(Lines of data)
(begin)
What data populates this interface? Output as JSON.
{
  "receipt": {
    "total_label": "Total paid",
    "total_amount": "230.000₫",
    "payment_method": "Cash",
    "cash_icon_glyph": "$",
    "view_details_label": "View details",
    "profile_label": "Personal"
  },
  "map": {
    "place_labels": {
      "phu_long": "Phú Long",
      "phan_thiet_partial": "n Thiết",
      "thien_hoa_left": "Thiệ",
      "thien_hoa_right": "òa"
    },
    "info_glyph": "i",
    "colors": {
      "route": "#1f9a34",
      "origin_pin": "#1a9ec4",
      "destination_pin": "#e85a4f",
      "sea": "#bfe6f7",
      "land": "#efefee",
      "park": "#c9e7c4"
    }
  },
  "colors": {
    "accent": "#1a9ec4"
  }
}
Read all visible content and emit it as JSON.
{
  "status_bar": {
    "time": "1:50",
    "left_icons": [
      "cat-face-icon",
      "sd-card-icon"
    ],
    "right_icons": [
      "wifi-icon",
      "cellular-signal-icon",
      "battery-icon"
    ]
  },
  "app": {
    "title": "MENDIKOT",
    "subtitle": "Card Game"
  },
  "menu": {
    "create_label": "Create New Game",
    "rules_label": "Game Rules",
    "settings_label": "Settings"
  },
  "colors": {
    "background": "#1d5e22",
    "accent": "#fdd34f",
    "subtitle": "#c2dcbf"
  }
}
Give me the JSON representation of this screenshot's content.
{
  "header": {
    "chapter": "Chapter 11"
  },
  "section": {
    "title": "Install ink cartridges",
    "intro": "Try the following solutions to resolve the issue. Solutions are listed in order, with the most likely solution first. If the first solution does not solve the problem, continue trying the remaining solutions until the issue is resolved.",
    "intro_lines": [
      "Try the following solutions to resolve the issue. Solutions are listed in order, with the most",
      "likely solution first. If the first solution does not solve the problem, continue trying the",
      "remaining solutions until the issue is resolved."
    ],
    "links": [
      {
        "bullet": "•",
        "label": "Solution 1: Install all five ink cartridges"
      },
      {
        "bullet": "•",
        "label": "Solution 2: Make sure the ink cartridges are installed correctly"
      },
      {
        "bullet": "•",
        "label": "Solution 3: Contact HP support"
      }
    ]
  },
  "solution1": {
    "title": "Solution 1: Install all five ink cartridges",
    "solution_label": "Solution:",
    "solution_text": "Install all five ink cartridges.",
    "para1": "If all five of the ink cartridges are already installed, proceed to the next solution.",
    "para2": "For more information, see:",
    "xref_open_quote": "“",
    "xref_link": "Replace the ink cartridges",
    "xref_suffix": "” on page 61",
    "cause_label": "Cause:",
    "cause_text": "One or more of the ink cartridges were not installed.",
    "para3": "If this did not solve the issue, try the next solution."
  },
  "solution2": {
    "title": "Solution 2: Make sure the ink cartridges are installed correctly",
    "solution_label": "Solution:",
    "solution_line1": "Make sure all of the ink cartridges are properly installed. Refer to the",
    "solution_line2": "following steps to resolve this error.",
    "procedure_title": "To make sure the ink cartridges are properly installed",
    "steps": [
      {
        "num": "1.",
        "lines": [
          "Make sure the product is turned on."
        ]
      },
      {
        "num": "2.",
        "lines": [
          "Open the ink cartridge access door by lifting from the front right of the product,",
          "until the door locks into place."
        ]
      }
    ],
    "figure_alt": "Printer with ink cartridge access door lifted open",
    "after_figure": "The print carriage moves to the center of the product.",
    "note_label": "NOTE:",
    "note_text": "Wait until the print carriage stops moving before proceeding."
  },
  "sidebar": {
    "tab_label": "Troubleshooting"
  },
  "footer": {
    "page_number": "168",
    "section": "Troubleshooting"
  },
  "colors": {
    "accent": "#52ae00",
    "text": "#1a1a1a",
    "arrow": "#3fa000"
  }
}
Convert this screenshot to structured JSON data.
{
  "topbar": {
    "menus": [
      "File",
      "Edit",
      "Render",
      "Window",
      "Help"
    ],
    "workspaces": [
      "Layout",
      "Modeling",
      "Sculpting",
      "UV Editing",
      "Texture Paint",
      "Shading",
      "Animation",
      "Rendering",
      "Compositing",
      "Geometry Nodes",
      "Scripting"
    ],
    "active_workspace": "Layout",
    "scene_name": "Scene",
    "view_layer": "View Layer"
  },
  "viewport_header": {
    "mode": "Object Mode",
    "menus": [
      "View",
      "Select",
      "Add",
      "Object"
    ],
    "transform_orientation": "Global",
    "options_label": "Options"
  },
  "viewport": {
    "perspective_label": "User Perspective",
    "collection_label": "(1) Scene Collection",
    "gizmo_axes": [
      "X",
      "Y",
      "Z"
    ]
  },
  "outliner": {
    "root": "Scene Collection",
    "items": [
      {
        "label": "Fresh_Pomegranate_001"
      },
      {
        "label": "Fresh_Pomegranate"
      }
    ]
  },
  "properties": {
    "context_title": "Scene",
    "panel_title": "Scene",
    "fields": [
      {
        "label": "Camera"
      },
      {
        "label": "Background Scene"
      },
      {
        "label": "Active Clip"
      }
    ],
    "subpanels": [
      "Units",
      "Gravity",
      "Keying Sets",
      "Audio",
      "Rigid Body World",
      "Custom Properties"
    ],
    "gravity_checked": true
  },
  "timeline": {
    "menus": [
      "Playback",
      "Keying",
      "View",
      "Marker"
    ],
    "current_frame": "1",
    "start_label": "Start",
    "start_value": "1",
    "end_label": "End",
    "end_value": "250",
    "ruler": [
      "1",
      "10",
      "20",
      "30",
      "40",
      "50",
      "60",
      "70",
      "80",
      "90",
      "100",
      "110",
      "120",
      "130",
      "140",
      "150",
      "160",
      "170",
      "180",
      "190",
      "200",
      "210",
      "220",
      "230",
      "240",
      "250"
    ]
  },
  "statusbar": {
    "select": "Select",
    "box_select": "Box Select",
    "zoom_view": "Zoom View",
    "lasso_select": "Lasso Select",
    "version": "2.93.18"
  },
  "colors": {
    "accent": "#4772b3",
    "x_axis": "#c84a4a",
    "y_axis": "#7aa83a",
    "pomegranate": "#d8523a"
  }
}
(end)
### [TO BE DONE]
List every line above that holds the word "order".

### [COMPLETE OUTPUT]
    "intro": "Try the following solutions to resolve the issue. Solutions are listed in order, with the most likely solution first. If the first solution does not solve the problem, continue trying the remaining solutions until the issue is resolved.",
      "Try the following solutions to resolve the issue. Solutions are listed in order, with the most",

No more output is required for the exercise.